(Task statement): Can all of these lines be returned exactly?

>>>

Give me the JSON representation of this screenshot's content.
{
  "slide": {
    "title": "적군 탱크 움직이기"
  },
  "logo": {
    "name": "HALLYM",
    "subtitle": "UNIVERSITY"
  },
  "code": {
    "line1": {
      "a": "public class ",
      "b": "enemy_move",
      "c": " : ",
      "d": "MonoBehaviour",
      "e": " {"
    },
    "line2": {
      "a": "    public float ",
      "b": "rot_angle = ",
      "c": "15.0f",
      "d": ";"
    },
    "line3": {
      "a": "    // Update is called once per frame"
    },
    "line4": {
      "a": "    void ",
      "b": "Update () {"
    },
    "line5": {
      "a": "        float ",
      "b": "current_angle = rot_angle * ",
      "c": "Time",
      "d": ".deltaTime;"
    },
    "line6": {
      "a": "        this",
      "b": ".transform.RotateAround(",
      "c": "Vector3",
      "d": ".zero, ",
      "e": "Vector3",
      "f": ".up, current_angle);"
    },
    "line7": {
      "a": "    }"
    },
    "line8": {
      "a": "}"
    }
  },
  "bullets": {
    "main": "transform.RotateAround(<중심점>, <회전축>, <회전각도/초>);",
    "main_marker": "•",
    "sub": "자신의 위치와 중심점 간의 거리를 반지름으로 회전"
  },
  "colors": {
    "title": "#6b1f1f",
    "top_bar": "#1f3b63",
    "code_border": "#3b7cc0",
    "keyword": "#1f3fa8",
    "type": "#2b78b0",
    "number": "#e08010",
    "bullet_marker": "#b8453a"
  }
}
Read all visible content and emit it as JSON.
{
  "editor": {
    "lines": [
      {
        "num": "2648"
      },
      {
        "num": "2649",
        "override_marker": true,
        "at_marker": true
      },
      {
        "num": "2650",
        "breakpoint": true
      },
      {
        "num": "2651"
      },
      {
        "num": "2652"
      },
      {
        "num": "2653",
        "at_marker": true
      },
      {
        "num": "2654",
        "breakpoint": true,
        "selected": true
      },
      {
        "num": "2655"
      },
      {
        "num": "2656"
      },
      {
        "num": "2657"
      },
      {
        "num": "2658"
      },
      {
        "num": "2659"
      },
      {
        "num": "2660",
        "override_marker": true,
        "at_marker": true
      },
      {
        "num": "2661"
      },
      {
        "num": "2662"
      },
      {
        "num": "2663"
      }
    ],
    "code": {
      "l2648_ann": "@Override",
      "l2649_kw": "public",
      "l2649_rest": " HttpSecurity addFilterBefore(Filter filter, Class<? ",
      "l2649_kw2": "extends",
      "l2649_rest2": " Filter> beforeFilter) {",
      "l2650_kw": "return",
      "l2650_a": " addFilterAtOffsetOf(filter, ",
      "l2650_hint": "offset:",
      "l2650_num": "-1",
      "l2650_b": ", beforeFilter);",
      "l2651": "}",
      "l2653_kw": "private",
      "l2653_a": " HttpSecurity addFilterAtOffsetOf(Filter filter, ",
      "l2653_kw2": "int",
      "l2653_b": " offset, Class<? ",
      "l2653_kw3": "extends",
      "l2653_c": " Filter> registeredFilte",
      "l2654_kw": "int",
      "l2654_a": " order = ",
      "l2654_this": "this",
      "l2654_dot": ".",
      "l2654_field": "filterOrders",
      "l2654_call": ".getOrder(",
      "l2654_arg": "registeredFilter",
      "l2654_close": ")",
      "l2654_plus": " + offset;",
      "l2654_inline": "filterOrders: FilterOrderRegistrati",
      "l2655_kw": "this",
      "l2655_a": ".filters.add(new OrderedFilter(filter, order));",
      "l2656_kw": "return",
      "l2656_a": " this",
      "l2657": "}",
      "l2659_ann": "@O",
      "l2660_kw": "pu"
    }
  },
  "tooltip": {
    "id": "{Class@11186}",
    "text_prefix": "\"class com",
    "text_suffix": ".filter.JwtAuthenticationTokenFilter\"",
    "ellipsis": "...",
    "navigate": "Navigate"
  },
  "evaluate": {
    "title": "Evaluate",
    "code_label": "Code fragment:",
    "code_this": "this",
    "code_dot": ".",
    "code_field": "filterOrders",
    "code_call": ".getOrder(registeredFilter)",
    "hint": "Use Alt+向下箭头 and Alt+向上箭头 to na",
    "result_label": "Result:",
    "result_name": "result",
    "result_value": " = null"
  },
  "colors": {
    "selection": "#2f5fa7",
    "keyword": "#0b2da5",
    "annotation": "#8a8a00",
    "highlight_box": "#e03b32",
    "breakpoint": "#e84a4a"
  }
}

<<<

(Response to this exercise):
Give me the JSON representation of this screenshot's content.
{
  "slide": {
    "title": "적군 탱크 움직이기"
  },
  "logo": {
    "name": "HALLYM",
    "subtitle": "UNIVERSITY"
  },
  "code": {
    "line1": {
      "a": "public class ",
      "b": "enemy_move",
      "c": " : ",
      "d": "MonoBehaviour",
      "e": " {"
    },
    "line2": {
      "a": "    public float ",
      "b": "rot_angle = ",
      "c": "15.0f",
      "d": ";"
    },
    "line3": {
      "a": "    // Update is called once per frame"
    },
    "line4": {
      "a": "    void ",
      "b": "Update () {"
    },
    "line5": {
      "a": "        float ",
      "b": "current_angle = rot_angle * ",
      "c": "Time",
      "d": ".deltaTime;"
    },
    "line6": {
      "a": "        this",
      "b": ".transform.RotateAround(",
      "c": "Vector3",
      "d": ".zero, ",
      "e": "Vector3",
      "f": ".up, current_angle);"
    },
    "line7": {
      "a": "    }"
    },
    "line8": {
      "a": "}"
    }
  },
  "bullets": {
    "main": "transform.RotateAround(<중심점>, <회전축>, <회전각도/초>);",
    "main_marker": "•",
    "sub": "자신의 위치와 중심점 간의 거리를 반지름으로 회전"
  },
  "colors": {
    "title": "#6b1f1f",
    "top_bar": "#1f3b63",
    "code_border": "#3b7cc0",
    "keyword": "#1f3fa8",
    "type": "#2b78b0",
    "number": "#e08010",
    "bullet_marker": "#b8453a"
  }
}
Read all visible content and emit it as JSON.
{
  "editor": {
    "lines": [
      {
        "num": "2648"
      },
      {
        "num": "2649",
        "override_marker": true,
        "at_marker": true
      },
      {
        "num": "2650",
        "breakpoint": true
      },
      {
        "num": "2651"
      },
      {
        "num": "2652"
      },
      {
        "num": "2653",
        "at_marker": true
      },
      {
        "num": "2654",
        "breakpoint": true,
        "selected": true
      },
      {
        "num": "2655"
      },
      {
        "num": "2656"
      },
      {
        "num": "2657"
      },
      {
        "num": "2658"
      },
      {
        "num": "2659"
      },
      {
        "num": "2660",
        "override_marker": true,
        "at_marker": true
      },
      {
        "num": "2661"
      },
      {
        "num": "2662"
      },
      {
        "num": "2663"
      }
    ],
    "code": {
      "l2648_ann": "@Override",
      "l2649_kw": "public",
      "l2649_rest": " HttpSecurity addFilterBefore(Filter filter, Class<? ",
      "l2649_kw2": "extends",
      "l2649_rest2": " Filter> beforeFilter) {",
      "l2650_kw": "return",
      "l2650_a": " addFilterAtOffsetOf(filter, ",
      "l2650_hint": "offset:",
      "l2650_num": "-1",
      "l2650_b": ", beforeFilter);",
      "l2651": "}",
      "l2653_kw": "private",
      "l2653_a": " HttpSecurity addFilterAtOffsetOf(Filter filter, ",
      "l2653_kw2": "int",
      "l2653_b": " offset, Class<? ",
      "l2653_kw3": "extends",
      "l2653_c": " Filter> registeredFilte",
      "l2654_kw": "int",
      "l2654_a": " order = ",
      "l2654_this": "this",
      "l2654_dot": ".",
      "l2654_field": "filterOrders",
      "l2654_call": ".getOrder(",
      "l2654_arg": "registeredFilter",
      "l2654_close": ")",
      "l2654_plus": " + offset;",
      "l2654_inline": "filterOrders: FilterOrderRegistrati",
      "l2655_kw": "this",
      "l2655_a": ".filters.add(new OrderedFilter(filter, order));",
      "l2656_kw": "return",
      "l2656_a": " this",
      "l2657": "}",
      "l2659_ann": "@O",
      "l2660_kw": "pu"
    }
  },
  "tooltip": {
    "id": "{Class@11186}",
    "text_prefix": "\"class com",
    "text_suffix": ".filter.JwtAuthenticationTokenFilter\"",
    "ellipsis": "...",
    "navigate": "Navigate"
  },
  "evaluate": {
    "title": "Evaluate",
    "code_label": "Code fragment:",
    "code_this": "this",
    "code_dot": ".",
    "code_field": "filterOrders",
    "code_call": ".getOrder(registeredFilter)",
    "hint": "Use Alt+向下箭头 and Alt+向上箭头 to na",
    "result_label": "Result:",
    "result_name": "result",
    "result_value": " = null"
  },
  "colors": {
    "selection": "#2f5fa7",
    "keyword": "#0b2da5",
    "annotation": "#8a8a00",
    "highlight_box": "#e03b32",
    "breakpoint": "#e84a4a"
  }
}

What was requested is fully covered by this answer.